Wednesday, April 20, 2016

Theodor Falser Returns to Gobo Upstairs, Traders, To Guest Chef With One Michelin Star Under His Toque

Once upon a time, circa ten years ago, when Traders Hotel KL was born, the Marcomm Manager, Theresa Goh made a wish, that the gods of the culinary world would send her a good looking Chef, to make her life easier to market the new hotel's F&B outlets.  Clearly, her wish was granted in the form of Chef Theodor Falser...

Chef Theodor left for his home Italy a few years later, and fast forward to a few years down the line, he returns to Traders as a guest chef for a week or so, but this time with a Michelin Star under his chef's toque.  The return to his homeland saw him cultivate his brand of Italian cuisine using herbs and vegetables, often cultivated within the grounds of the Hotel Spa & Resort Engel, Italy.  Apparently he also runs a burger joint at the side.

Every now and then, life tosses you a bonus, and I was delighted and privileged to be invited for a special media preview of the Wine Pairing Dinner paired with the works of Theodor.

Chef in action, and he always seems rather smiley, clearly driven by passion for what he loves doing.

◆ ◆ ◆ ◆ ◆ ◆ ◆

# [BRIEF 1]
According to the blog post about Chef Theodor Falser, where are the herbs and vegetables for his Italian cuisine often grown?
The blog post and the rows have no connection to each other.

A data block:
◆ ◆ ◆ ◆ ◆ ◆ ◆

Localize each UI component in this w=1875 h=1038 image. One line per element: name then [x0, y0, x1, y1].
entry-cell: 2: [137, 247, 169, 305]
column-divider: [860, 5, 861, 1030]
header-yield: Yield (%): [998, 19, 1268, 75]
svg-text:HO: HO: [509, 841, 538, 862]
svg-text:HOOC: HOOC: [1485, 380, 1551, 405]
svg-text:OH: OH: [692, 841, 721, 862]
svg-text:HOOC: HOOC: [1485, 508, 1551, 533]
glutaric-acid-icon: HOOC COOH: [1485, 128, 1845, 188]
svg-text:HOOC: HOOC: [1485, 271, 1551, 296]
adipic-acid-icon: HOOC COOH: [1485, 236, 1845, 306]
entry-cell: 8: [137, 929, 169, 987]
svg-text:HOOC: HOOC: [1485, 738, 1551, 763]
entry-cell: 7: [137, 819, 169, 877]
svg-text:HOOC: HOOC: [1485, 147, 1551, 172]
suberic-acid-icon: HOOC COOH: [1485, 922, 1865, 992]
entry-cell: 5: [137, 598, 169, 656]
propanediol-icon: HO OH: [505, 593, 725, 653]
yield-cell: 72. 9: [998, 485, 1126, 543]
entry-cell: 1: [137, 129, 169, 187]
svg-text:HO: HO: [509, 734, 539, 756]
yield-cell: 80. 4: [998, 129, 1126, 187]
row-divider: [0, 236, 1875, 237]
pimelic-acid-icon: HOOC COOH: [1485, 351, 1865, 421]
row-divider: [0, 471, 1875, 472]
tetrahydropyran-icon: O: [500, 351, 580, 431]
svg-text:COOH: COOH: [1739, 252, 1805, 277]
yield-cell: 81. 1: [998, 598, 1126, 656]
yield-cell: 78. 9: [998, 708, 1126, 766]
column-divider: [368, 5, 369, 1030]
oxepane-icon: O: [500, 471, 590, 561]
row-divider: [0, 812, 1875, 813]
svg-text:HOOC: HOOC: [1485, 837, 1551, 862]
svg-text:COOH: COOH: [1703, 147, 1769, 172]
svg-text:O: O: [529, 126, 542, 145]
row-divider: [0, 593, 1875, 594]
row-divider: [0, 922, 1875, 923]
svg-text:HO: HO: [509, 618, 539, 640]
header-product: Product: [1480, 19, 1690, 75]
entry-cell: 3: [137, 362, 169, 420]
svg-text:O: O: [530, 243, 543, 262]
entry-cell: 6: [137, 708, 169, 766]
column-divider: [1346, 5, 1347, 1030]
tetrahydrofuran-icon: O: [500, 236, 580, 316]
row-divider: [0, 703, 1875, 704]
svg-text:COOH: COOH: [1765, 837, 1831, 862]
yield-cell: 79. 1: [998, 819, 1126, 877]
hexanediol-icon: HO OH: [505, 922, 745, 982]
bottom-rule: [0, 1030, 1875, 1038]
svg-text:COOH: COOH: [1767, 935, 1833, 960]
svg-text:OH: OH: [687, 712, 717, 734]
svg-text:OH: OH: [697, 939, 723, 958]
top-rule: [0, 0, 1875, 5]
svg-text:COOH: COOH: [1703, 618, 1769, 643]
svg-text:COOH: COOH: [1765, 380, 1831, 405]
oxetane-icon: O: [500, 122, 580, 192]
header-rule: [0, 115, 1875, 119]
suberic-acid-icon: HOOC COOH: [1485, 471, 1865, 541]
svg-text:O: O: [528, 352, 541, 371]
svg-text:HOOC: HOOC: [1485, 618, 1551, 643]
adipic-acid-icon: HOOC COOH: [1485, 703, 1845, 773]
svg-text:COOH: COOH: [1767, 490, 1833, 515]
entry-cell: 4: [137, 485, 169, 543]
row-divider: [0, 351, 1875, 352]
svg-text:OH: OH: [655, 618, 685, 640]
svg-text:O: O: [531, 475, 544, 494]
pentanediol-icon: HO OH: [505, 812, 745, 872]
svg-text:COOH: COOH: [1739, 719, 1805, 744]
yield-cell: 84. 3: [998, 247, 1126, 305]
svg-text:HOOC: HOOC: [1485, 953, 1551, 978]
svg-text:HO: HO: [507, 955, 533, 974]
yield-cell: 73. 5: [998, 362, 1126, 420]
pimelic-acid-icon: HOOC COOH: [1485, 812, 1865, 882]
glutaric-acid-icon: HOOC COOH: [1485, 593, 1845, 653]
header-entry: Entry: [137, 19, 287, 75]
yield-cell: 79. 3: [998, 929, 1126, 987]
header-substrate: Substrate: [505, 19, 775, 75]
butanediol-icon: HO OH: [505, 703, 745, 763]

◆ ◆ ◆ ◆ ◆ ◆ ◆

# [BRIEF 2]
Pick out every line of the rows that contains the string "suberic". The match is case-sensitive.

# [FULL SOLUTION 1]
Within the grounds of the Hotel Spa & Resort Engel, Italy.

# [FULL SOLUTION 2]
suberic-acid-icon: HOOC COOH: [1485, 922, 1865, 992]
suberic-acid-icon: HOOC COOH: [1485, 471, 1865, 541]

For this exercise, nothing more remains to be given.